Short problem —
Print every entry exactly as written.

Dataset entries
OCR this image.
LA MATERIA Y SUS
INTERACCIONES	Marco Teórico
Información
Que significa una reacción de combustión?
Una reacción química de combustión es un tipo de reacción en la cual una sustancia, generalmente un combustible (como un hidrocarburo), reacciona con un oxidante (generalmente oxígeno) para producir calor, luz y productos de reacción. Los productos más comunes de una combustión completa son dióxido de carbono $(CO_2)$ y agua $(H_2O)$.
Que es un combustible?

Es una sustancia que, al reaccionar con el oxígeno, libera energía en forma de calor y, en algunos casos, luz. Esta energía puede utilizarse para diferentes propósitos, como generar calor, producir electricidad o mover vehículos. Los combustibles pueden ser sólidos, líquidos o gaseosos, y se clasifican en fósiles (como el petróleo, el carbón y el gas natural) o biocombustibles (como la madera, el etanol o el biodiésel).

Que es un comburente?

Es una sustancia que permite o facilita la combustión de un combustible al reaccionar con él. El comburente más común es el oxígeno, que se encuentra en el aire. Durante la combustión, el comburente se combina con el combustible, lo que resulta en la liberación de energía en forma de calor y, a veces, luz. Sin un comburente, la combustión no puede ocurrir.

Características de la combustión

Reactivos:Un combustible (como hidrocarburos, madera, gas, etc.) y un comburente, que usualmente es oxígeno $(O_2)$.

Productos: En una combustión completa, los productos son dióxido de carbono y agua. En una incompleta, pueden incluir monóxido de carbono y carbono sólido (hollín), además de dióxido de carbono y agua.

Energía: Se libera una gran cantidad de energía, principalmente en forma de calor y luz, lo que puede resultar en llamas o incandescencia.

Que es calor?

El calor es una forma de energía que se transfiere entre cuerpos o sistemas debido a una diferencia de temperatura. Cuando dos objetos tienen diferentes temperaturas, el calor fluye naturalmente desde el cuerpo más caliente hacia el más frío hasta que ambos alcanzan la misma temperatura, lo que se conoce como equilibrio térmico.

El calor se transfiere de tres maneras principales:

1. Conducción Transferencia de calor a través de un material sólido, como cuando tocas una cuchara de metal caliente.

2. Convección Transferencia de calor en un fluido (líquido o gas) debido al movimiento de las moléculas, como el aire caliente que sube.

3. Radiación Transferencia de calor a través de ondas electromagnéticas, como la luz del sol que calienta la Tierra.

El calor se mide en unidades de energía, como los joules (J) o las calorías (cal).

Response below —
OCR this image.
LA MATERIA Y SUS
INTERACCIONES	Marco Teórico
Información
Que significa una reacción de combustión?
Una reacción química de combustión es un tipo de reacción en la cual una sustancia, generalmente un combustible (como un hidrocarburo), reacciona con un oxidante (generalmente oxígeno) para producir calor, luz y productos de reacción. Los productos más comunes de una combustión completa son dióxido de carbono $(CO_2)$ y agua $(H_2O)$.
Que es un combustible?

Es una sustancia que, al reaccionar con el oxígeno, libera energía en forma de calor y, en algunos casos, luz. Esta energía puede utilizarse para diferentes propósitos, como generar calor, producir electricidad o mover vehículos. Los combustibles pueden ser sólidos, líquidos o gaseosos, y se clasifican en fósiles (como el petróleo, el carbón y el gas natural) o biocombustibles (como la madera, el etanol o el biodiésel).

Que es un comburente?

Es una sustancia que permite o facilita la combustión de un combustible al reaccionar con él. El comburente más común es el oxígeno, que se encuentra en el aire. Durante la combustión, el comburente se combina con el combustible, lo que resulta en la liberación de energía en forma de calor y, a veces, luz. Sin un comburente, la combustión no puede ocurrir.

Características de la combustión

Reactivos:Un combustible (como hidrocarburos, madera, gas, etc.) y un comburente, que usualmente es oxígeno $(O_2)$.

Productos: En una combustión completa, los productos son dióxido de carbono y agua. En una incompleta, pueden incluir monóxido de carbono y carbono sólido (hollín), además de dióxido de carbono y agua.

Energía: Se libera una gran cantidad de energía, principalmente en forma de calor y luz, lo que puede resultar en llamas o incandescencia.

Que es calor?

El calor es una forma de energía que se transfiere entre cuerpos o sistemas debido a una diferencia de temperatura. Cuando dos objetos tienen diferentes temperaturas, el calor fluye naturalmente desde el cuerpo más caliente hacia el más frío hasta que ambos alcanzan la misma temperatura, lo que se conoce como equilibrio térmico.

El calor se transfiere de tres maneras principales:

1. Conducción Transferencia de calor a través de un material sólido, como cuando tocas una cuchara de metal caliente.

2. Convección Transferencia de calor en un fluido (líquido o gas) debido al movimiento de las moléculas, como el aire caliente que sube.

3. Radiación Transferencia de calor a través de ondas electromagnéticas, como la luz del sol que calienta la Tierra.

El calor se mide en unidades de energía, como los joules (J) o las calorías (cal).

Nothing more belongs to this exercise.